Apropros Actionszenen: Komischerweise geht Singer hier den „Godzilla“ - Weg von Gareth Edwards. Die finale Konfrontation zieht Singer lange hinaus, auch wenn es ab und zu ein wenig Vorgeplänkel gibt, doch im Gegensatz zum Monsterfilm aus der Vorwoche gelingt es dem Regisseur hier nicht angespannte Vorfreude und düstere Atmosphäre zu schaffen. Was noch arger liegt, ist, dass sein Showdown dann irgendwie auch keiner ist. Sicherlich Magneto's Stadionszene ist ein Augenöffner, abzüglich davon, dass sie wenig Sinn ergibt und lediglich ein visuelles Schmankerl sein soll, doch der Showdown in der Vergangenheit löst sich in einem etwas pathetischen Nichts auf. Auf der Gegenseite, in der Zukunft, inszeniert Singer dann wie in einer Dopplung den Angriff einer Armee von Sentinels, dort macht wenigstens das Attackieren Sinn. Die Angriffe der X-Men sind also solche klar zu erkennen und die Killmoves von Freeze, Magneto oder auch dem Neuzugang Blink mit ihren sehenswerten Portalen überaus unterhaltend. Mit dieser Experimentierfreude kann sich in der Vergangenheit lediglich ein gut aufgelegter Quicksilver messen, der einige geniale Auftritte absolviert und mit Bezug auf seinen Vater Magneto sogar einen augenzwinkernden Kommentar loslässt. Schade, dass Singer auf ihn im größten Teil der Handlung verzichtet.
Game of Thrones – Star Peter Dinklage obliegt es dann noch den menschlichen Gegenpart einzunehmen, aber gerade hier scheint es, als wäre Regisseur Bryan Singer etwas eingerostet. Im Mensch – Mutant – Konflikt weiß er schließlich keine neuen Akzente zu setzen und „Zukunft ist Vergangenheit“ verkommt an dieser Stelle deutlich. Hier würde man gerne mal eine neue Richtung zu sehen bekommen als aufgewärmte Lasagne vom Vor(film)tag.
Ebenso drastisch liegt, dass der Film doch trotz einiger zeitreisetypischer unlogischer Paradoxen, die man verschmerzen muss, auch mit einfachster „Zurück in die Zukunft“ Zeitschleife (vor und zurück) immer noch grobe Logiklöcher aufbietet wie beispielsweise Patrick Stewart nicht erklärbare Erkenntnis zum Ende des Films hin.
Zumindest aber sind die X-Men schlussendlich wieder vollzählig und treten als filmische Neuerung gegen einen eigenen, diesmal auch menschlich unbeeinflussten Mutanten an, nämlich After Credit – Scene Erscheinung En Sabah Nur (später Apocalypse). Aber hat das nicht noch mehr den Geschmack, dass der neuste X-Men – Film simple Aufbauhilfe war?

--

Auszuführende Aufgaben =>
1. Schreiben Sie einen Teil der Filmkritik wortgetreu ab. Beginnen Sie bei den Worten „Zumindest aber sind“ und hören Sie nach den Worten „simple Aufbauhilfe war?“ auf.
2. Zitieren Sie aus den Datensätzen unverändert die Zeilen ab der Zeile, die „column-header[interactable]: Salida L... <box>477 75“ enthält, bis einschließlich der Zeile, die „column-header[interactable]: Amarré <box>219 75“ enthält.

Daten zur Aufgabe =>
--

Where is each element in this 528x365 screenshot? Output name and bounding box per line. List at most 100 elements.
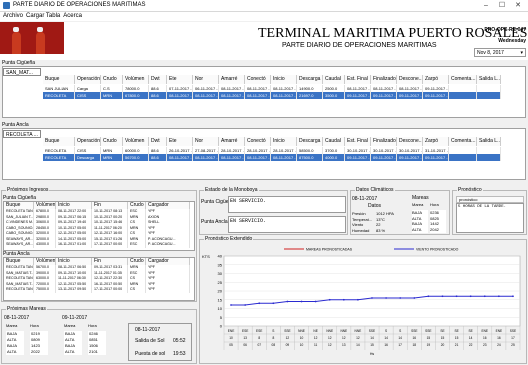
column-header[interactable]: Salida L... <box>477 75 501 84</box>
column-header[interactable]: Conectó <box>245 75 271 84</box>
table-row[interactable]: SAN JULIAN Carga C.S 78000.0 88.6 07-11-2017 … <box>43 85 501 92</box>
wind-kts-label: 14 <box>384 336 388 340</box>
column-header[interactable]: Descone... <box>397 75 423 84</box>
column-header[interactable]: Crudo <box>101 137 123 146</box>
column-header[interactable]: Volúmen <box>34 258 56 265</box>
marea-time: 2101 <box>88 349 106 355</box>
ingresos-ancla-table[interactable]: Buque Volúmen Inicio Fin Crudo Cargador RECOLE… <box>3 257 195 301</box>
table-cell: 08-11-2017 ... <box>195 154 219 161</box>
menu-acerca[interactable]: Acerca <box>63 12 82 21</box>
menu-archivo[interactable]: Archivo <box>3 12 23 21</box>
column-header[interactable]: Amarré <box>219 75 245 84</box>
column-header[interactable]: Descarga <box>297 75 323 84</box>
column-header[interactable]: Salida L... <box>477 137 501 146</box>
column-header[interactable]: Buque <box>4 202 34 209</box>
column-header[interactable]: Dwt <box>149 137 167 146</box>
column-header[interactable]: Cargador <box>146 258 190 265</box>
monoboya-ancla-text[interactable]: EN SERVICIO. <box>228 216 346 233</box>
column-header[interactable]: Conectó <box>245 137 271 146</box>
column-header[interactable]: Finalizado <box>371 75 397 84</box>
y-tick-label: 0 <box>220 324 223 329</box>
column-header[interactable]: Nor <box>193 75 219 84</box>
column-header[interactable]: Dwt <box>149 75 167 84</box>
column-header[interactable]: Crudo <box>128 202 146 209</box>
column-header[interactable]: Fin <box>92 258 128 265</box>
column-header[interactable]: Finalizado <box>371 137 397 146</box>
column-header[interactable]: Est. Final <box>345 137 371 146</box>
table-cell: 75000.0 <box>34 287 56 293</box>
column-header[interactable]: Operación <box>75 75 101 84</box>
ancla-table[interactable]: RECOLETA ... Buque Operación Crudo Volúmen Dw… <box>2 128 526 180</box>
column-header[interactable]: Volúmen <box>123 137 149 146</box>
column-header[interactable]: Crudo <box>101 75 123 84</box>
wind-dir-label: S <box>272 329 274 333</box>
pronostico-text[interactable]: 5 HORAS DE LA TARDE. <box>456 203 524 233</box>
column-header[interactable]: Comenta... <box>449 75 477 84</box>
table-cell: 08-11-2017 ... <box>347 85 371 92</box>
table-cell: 09-11-2017 ... <box>399 154 423 161</box>
table-cell: 08-11-2017 ... <box>273 154 297 161</box>
column-header[interactable]: Ete <box>167 75 193 84</box>
column-header[interactable]: Buque <box>43 75 75 84</box>
table-row[interactable]: RECOLETA CISS MRN 67800.0 88.6 08-11-2017 ...… <box>43 92 501 99</box>
minimize-button[interactable]: – <box>478 1 494 10</box>
clima-title: Datos Climáticos <box>355 187 395 193</box>
day-label: 23 <box>483 343 487 347</box>
column-header[interactable]: Descarga <box>297 137 323 146</box>
table-row[interactable]: RECOLETA Descarga MRN 56700.0 88.6 08-11-2017… <box>43 154 501 161</box>
cigueña-table[interactable]: SAN_MAT... Buque Operación Crudo Volúmen Dwt E… <box>2 66 526 118</box>
table-cell: Carga <box>75 85 101 92</box>
y-tick-label: 5 <box>220 315 223 320</box>
maximize-button[interactable]: ☐ <box>494 1 510 10</box>
column-header[interactable]: Crudo <box>128 258 146 265</box>
column-header[interactable]: Zarpó <box>423 137 449 146</box>
table-cell: 08-11-2017 ... <box>247 154 271 161</box>
column-header[interactable]: Est. Final <box>345 75 371 84</box>
column-header[interactable]: Comenta... <box>449 137 477 146</box>
pronostico-header: pronóstico <box>456 196 524 203</box>
column-header[interactable]: Buque <box>43 137 75 146</box>
wind-dir-label: SE <box>454 329 458 333</box>
ingresos-cig-table[interactable]: Buque Volúmen Inicio Fin Crudo Cargador RECOLE… <box>3 201 195 251</box>
day-label: 06 <box>243 343 247 347</box>
column-header[interactable]: Inicio <box>56 202 92 209</box>
column-header[interactable]: Volúmen <box>123 75 149 84</box>
row-header-select[interactable]: SAN_MAT... <box>3 68 41 76</box>
table-cell: MRN <box>101 147 123 154</box>
row-header-select[interactable]: RECOLETA ... <box>3 130 41 138</box>
column-header[interactable]: Inicio <box>271 137 297 146</box>
menu-cargar-tabla[interactable]: Cargar Tabla <box>26 12 60 21</box>
table-cell: 56700.0 <box>123 154 149 161</box>
column-header[interactable]: Fin <box>92 202 128 209</box>
wind-dir-label: NNE <box>298 329 305 333</box>
column-header[interactable]: Inicio <box>271 75 297 84</box>
column-header[interactable]: Buque <box>4 258 34 265</box>
table-cell: 88.6 <box>149 92 167 99</box>
date-picker[interactable]: Nov 8, 2017 ▾ <box>474 48 526 57</box>
wind-dir-label: ENE <box>481 329 488 333</box>
wind-kts-label: 10 <box>229 336 233 340</box>
monoboya-title: Estado de la Monoboya <box>204 187 259 193</box>
column-header[interactable]: Caudal <box>323 75 345 84</box>
column-header[interactable]: Cargador <box>146 202 190 209</box>
column-header[interactable]: Amarré <box>219 137 245 146</box>
column-header[interactable]: Zarpó <box>423 75 449 84</box>
column-header[interactable]: Operación <box>75 137 101 146</box>
column-header[interactable]: Ete <box>167 137 193 146</box>
table-row[interactable]: RECOLETA CISS MRN 60000.0 88.6 26-10-2017 ...… <box>43 147 501 154</box>
table-cell: Descarga <box>75 154 101 161</box>
wind-kts-label: 17 <box>511 336 515 340</box>
column-header[interactable]: Caudal <box>323 137 345 146</box>
close-button[interactable]: ✕ <box>510 1 526 10</box>
viento-point <box>455 295 458 298</box>
day-label: 07 <box>257 343 261 347</box>
sun-date: 08-11-2017 <box>135 327 161 333</box>
column-header[interactable]: Volúmen <box>34 202 56 209</box>
column-header[interactable]: Descone... <box>397 137 423 146</box>
table-cell: 08-11-2017 ... <box>221 85 245 92</box>
clima-hora-col: Hora <box>430 202 439 207</box>
column-header[interactable]: Inicio <box>56 258 92 265</box>
column-header[interactable]: Nor <box>193 137 219 146</box>
monoboya-cig-text[interactable]: EN SERVICIO. <box>228 196 346 213</box>
table-cell: 08-11-2017 ... <box>273 85 297 92</box>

--

Schriftliche Antworten =>
1.
Zumindest aber sind die X-Men schlussendlich wieder vollzählig und treten als filmische Neuerung gegen einen eigenen, diesmal auch menschlich unbeeinflussten Mutanten an, nämlich After Credit – Scene Erscheinung En Sabah Nur (später Apocalypse). Aber hat das nicht noch mehr den Geschmack, dass der neuste X-Men – Film simple Aufbauhilfe war?

2.
column-header[interactable]: Salida L... <box>477 75 501 84</box>
column-header[interactable]: Conectó <box>245 75 271 84</box>
table-row[interactable]: SAN JULIAN Carga C.S 78000.0 88.6 07-11-2017 … <box>43 85 501 92</box>
wind-kts-label: 14 <box>384 336 388 340</box>
column-header[interactable]: Descone... <box>397 75 423 84</box>
column-header[interactable]: Crudo <box>101 137 123 146</box>
column-header[interactable]: Volúmen <box>34 258 56 265</box>
marea-time: 2101 <box>88 349 106 355</box>
ingresos-ancla-table[interactable]: Buque Volúmen Inicio Fin Crudo Cargador RECOLE… <box>3 257 195 301</box>
table-cell: 08-11-2017 ... <box>195 154 219 161</box>
menu-acerca[interactable]: Acerca <box>63 12 82 21</box>
menu-archivo[interactable]: Archivo <box>3 12 23 21</box>
column-header[interactable]: Amarré <box>219 75 245 84</box>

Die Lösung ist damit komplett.